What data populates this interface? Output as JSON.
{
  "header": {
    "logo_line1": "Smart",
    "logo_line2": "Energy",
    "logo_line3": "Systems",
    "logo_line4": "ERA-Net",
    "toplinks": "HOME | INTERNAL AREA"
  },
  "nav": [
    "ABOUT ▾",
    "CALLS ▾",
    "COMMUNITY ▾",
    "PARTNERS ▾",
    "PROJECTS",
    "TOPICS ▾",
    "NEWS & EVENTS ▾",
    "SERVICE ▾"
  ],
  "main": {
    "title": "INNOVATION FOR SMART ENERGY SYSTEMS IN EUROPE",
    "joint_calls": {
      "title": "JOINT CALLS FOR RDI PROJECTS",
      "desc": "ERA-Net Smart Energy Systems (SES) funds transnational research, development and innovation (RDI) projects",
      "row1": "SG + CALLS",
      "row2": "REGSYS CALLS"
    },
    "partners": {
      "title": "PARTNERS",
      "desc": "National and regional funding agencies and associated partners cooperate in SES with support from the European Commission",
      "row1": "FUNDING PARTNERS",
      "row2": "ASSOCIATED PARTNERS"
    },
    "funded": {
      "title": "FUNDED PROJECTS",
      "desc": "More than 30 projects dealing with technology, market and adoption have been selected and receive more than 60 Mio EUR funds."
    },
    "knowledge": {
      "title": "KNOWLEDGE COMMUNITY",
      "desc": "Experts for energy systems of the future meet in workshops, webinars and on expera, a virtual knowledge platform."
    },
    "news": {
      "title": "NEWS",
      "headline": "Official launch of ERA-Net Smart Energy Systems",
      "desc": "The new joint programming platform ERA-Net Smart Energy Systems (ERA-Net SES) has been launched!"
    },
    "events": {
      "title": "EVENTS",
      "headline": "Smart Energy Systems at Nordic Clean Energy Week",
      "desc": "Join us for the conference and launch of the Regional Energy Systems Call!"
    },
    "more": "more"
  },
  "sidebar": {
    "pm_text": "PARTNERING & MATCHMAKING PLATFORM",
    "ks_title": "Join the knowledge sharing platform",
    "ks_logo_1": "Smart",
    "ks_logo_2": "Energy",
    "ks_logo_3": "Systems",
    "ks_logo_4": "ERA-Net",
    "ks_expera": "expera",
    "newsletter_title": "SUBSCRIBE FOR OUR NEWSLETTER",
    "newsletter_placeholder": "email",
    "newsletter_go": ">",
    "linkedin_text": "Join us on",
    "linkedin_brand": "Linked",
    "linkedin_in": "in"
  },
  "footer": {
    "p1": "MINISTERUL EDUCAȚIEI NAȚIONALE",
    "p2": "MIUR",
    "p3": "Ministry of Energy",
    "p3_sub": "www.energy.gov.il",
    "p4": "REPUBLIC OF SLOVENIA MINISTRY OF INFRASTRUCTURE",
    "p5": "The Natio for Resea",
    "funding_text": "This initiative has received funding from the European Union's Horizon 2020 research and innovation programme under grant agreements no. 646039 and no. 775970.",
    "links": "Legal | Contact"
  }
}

Set exercise: Write out every entry word for word.

Solution to the exercise:
What data populates this interface? Output as JSON.
{
  "header": {
    "logo_line1": "Smart",
    "logo_line2": "Energy",
    "logo_line3": "Systems",
    "logo_line4": "ERA-Net",
    "toplinks": "HOME | INTERNAL AREA"
  },
  "nav": [
    "ABOUT ▾",
    "CALLS ▾",
    "COMMUNITY ▾",
    "PARTNERS ▾",
    "PROJECTS",
    "TOPICS ▾",
    "NEWS & EVENTS ▾",
    "SERVICE ▾"
  ],
  "main": {
    "title": "INNOVATION FOR SMART ENERGY SYSTEMS IN EUROPE",
    "joint_calls": {
      "title": "JOINT CALLS FOR RDI PROJECTS",
      "desc": "ERA-Net Smart Energy Systems (SES) funds transnational research, development and innovation (RDI) projects",
      "row1": "SG + CALLS",
      "row2": "REGSYS CALLS"
    },
    "partners": {
      "title": "PARTNERS",
      "desc": "National and regional funding agencies and associated partners cooperate in SES with support from the European Commission",
      "row1": "FUNDING PARTNERS",
      "row2": "ASSOCIATED PARTNERS"
    },
    "funded": {
      "title": "FUNDED PROJECTS",
      "desc": "More than 30 projects dealing with technology, market and adoption have been selected and receive more than 60 Mio EUR funds."
    },
    "knowledge": {
      "title": "KNOWLEDGE COMMUNITY",
      "desc": "Experts for energy systems of the future meet in workshops, webinars and on expera, a virtual knowledge platform."
    },
    "news": {
      "title": "NEWS",
      "headline": "Official launch of ERA-Net Smart Energy Systems",
      "desc": "The new joint programming platform ERA-Net Smart Energy Systems (ERA-Net SES) has been launched!"
    },
    "events": {
      "title": "EVENTS",
      "headline": "Smart Energy Systems at Nordic Clean Energy Week",
      "desc": "Join us for the conference and launch of the Regional Energy Systems Call!"
    },
    "more": "more"
  },
  "sidebar": {
    "pm_text": "PARTNERING & MATCHMAKING PLATFORM",
    "ks_title": "Join the knowledge sharing platform",
    "ks_logo_1": "Smart",
    "ks_logo_2": "Energy",
    "ks_logo_3": "Systems",
    "ks_logo_4": "ERA-Net",
    "ks_expera": "expera",
    "newsletter_title": "SUBSCRIBE FOR OUR NEWSLETTER",
    "newsletter_placeholder": "email",
    "newsletter_go": ">",
    "linkedin_text": "Join us on",
    "linkedin_brand": "Linked",
    "linkedin_in": "in"
  },
  "footer": {
    "p1": "MINISTERUL EDUCAȚIEI NAȚIONALE",
    "p2": "MIUR",
    "p3": "Ministry of Energy",
    "p3_sub": "www.energy.gov.il",
    "p4": "REPUBLIC OF SLOVENIA MINISTRY OF INFRASTRUCTURE",
    "p5": "The Natio for Resea",
    "funding_text": "This initiative has received funding from the European Union's Horizon 2020 research and innovation programme under grant agreements no. 646039 and no. 775970.",
    "links": "Legal | Contact"
  }
}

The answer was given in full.